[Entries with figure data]
========================================

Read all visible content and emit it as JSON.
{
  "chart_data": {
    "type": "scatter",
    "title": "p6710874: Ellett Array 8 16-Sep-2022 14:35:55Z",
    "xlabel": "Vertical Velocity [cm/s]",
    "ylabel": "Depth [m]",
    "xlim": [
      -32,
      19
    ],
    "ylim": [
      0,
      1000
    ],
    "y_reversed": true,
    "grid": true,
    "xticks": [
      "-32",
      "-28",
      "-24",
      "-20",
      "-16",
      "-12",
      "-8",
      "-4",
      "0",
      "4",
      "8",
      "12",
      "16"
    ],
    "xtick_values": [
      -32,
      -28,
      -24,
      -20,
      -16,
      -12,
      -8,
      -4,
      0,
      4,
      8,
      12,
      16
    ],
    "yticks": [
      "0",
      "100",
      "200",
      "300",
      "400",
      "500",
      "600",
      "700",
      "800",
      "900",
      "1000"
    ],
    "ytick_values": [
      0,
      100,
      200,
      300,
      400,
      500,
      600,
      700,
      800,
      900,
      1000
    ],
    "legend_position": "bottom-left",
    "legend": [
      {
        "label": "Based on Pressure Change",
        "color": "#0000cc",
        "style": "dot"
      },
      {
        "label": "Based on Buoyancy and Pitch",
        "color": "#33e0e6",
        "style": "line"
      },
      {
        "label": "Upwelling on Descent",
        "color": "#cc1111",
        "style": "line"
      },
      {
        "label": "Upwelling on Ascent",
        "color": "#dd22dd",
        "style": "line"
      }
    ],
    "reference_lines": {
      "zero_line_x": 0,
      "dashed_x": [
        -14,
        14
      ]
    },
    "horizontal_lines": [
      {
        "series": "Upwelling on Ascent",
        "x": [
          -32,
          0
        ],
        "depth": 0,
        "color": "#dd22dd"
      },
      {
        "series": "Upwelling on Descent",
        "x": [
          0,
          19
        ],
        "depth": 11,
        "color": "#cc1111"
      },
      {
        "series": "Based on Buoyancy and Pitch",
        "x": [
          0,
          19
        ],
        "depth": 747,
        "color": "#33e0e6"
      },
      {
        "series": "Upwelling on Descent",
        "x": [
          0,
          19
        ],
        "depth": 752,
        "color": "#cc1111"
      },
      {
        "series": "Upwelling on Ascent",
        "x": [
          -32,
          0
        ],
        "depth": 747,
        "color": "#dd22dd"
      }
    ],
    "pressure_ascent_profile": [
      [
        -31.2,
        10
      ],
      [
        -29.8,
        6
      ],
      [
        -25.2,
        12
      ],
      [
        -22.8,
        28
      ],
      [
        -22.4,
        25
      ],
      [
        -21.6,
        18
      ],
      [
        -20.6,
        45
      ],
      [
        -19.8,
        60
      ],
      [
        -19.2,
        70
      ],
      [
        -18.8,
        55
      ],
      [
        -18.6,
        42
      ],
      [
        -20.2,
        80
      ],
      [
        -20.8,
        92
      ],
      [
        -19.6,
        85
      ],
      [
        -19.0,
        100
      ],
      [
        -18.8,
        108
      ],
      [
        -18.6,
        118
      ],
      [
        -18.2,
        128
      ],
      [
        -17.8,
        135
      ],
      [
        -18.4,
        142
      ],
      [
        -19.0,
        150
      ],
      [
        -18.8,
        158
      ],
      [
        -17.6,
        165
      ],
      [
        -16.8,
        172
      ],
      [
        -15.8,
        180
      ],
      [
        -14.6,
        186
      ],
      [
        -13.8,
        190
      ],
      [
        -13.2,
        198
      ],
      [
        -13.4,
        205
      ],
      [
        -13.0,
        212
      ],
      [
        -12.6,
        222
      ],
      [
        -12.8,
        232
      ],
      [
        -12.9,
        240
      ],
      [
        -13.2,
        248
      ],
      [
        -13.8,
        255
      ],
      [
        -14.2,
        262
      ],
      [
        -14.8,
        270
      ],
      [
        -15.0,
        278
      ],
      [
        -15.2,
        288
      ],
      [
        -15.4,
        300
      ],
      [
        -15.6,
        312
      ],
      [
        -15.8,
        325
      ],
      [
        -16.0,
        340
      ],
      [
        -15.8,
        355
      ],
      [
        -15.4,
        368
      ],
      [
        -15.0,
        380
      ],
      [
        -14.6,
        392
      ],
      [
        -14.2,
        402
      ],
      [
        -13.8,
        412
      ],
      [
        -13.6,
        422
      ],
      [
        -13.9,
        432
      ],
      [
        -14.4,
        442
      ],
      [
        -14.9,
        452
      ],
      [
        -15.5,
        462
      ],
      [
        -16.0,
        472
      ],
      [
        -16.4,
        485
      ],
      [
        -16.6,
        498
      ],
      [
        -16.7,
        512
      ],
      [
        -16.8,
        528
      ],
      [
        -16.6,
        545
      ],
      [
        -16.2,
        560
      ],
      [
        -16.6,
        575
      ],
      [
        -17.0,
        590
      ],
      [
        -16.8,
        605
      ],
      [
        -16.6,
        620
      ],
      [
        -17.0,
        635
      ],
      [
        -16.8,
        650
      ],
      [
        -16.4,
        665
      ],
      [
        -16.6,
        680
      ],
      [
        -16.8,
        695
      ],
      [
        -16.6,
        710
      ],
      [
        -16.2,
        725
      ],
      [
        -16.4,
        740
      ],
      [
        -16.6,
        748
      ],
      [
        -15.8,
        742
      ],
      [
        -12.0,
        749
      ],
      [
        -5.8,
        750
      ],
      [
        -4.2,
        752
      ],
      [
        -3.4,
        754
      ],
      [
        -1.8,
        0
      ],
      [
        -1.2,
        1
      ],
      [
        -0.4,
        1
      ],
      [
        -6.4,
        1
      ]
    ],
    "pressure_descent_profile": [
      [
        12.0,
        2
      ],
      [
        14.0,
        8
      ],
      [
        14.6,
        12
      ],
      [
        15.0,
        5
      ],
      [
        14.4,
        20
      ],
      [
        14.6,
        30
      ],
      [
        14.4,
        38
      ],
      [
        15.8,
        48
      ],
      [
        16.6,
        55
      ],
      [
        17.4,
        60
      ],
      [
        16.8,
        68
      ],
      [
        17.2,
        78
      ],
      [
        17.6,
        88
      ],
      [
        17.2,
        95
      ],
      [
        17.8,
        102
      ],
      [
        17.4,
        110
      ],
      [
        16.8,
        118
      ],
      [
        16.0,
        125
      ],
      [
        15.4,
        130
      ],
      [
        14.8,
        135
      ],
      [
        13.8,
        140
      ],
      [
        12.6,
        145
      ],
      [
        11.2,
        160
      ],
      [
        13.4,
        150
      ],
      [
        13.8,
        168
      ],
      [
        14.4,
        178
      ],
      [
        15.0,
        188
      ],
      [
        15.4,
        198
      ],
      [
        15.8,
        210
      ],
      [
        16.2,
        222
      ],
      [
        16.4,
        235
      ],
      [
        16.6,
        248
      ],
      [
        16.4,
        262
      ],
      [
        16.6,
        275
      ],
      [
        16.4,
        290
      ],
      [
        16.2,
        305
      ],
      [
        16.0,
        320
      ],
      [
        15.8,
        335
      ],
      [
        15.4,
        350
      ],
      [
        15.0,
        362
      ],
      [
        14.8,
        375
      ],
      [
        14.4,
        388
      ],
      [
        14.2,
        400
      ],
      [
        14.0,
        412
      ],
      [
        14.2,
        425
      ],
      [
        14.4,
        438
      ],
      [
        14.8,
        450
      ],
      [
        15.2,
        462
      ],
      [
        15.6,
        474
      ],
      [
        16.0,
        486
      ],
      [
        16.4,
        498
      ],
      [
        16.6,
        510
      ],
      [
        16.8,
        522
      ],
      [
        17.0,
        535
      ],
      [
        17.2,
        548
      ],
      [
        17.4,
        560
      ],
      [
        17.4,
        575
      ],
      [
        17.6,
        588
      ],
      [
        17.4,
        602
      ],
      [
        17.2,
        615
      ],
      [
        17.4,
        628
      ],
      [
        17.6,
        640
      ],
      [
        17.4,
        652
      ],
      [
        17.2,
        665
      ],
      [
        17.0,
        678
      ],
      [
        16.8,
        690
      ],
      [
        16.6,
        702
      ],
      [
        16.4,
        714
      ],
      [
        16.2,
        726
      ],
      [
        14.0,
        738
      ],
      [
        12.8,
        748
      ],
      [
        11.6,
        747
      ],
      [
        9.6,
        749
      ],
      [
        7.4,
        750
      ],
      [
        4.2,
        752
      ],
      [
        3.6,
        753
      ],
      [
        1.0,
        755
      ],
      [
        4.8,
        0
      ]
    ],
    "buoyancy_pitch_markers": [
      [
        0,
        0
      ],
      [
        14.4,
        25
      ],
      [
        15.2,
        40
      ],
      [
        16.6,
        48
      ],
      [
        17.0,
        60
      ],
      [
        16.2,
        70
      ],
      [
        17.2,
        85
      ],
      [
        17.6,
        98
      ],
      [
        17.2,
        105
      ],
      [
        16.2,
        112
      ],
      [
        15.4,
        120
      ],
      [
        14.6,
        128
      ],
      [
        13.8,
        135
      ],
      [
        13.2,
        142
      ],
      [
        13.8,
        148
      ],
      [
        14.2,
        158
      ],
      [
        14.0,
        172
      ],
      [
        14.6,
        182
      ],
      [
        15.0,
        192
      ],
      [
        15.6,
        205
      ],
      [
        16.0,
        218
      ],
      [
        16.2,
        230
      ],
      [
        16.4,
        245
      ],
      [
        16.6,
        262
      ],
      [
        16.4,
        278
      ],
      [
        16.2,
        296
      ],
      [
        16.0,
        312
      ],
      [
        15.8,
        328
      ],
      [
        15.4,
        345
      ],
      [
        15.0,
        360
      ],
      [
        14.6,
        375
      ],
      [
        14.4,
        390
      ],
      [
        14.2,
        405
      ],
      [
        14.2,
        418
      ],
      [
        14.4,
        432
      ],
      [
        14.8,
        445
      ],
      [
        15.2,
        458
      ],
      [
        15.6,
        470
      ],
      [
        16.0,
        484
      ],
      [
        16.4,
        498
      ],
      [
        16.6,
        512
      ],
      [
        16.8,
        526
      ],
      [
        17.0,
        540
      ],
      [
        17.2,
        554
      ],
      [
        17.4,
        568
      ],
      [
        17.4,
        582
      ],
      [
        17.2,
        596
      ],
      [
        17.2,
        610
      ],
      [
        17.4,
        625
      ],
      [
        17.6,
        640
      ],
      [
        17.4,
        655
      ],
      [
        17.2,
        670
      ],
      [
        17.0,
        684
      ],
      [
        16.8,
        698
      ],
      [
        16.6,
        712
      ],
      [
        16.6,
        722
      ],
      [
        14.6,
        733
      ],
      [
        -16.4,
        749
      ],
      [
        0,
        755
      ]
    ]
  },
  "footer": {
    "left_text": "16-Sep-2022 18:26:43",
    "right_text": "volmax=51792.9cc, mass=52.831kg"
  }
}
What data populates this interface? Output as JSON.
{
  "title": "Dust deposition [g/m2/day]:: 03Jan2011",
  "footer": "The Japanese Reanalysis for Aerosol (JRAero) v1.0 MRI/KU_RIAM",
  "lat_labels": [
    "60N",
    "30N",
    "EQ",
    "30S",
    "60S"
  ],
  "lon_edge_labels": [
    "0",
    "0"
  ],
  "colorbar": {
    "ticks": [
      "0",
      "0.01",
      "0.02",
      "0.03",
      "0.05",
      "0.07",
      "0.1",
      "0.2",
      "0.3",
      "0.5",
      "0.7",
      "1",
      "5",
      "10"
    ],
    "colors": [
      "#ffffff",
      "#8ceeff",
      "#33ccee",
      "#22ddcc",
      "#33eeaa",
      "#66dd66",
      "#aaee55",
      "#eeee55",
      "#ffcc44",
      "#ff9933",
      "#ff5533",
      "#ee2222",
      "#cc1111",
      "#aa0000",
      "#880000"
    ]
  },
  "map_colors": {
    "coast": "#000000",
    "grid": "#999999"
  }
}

========================================

Quote every line from the line containing "What data populates" through the closing line of the listing, including both.

What data populates this interface? Output as JSON.
{
  "title": "Dust deposition [g/m2/day]:: 03Jan2011",
  "footer": "The Japanese Reanalysis for Aerosol (JRAero) v1.0 MRI/KU_RIAM",
  "lat_labels": [
    "60N",
    "30N",
    "EQ",
    "30S",
    "60S"
  ],
  "lon_edge_labels": [
    "0",
    "0"
  ],
  "colorbar": {
    "ticks": [
      "0",
      "0.01",
      "0.02",
      "0.03",
      "0.05",
      "0.07",
      "0.1",
      "0.2",
      "0.3",
      "0.5",
      "0.7",
      "1",
      "5",
      "10"
    ],
    "colors": [
      "#ffffff",
      "#8ceeff",
      "#33ccee",
      "#22ddcc",
      "#33eeaa",
      "#66dd66",
      "#aaee55",
      "#eeee55",
      "#ffcc44",
      "#ff9933",
      "#ff5533",
      "#ee2222",
      "#cc1111",
      "#aa0000",
      "#880000"
    ]
  },
  "map_colors": {
    "coast": "#000000",
    "grid": "#999999"
  }
}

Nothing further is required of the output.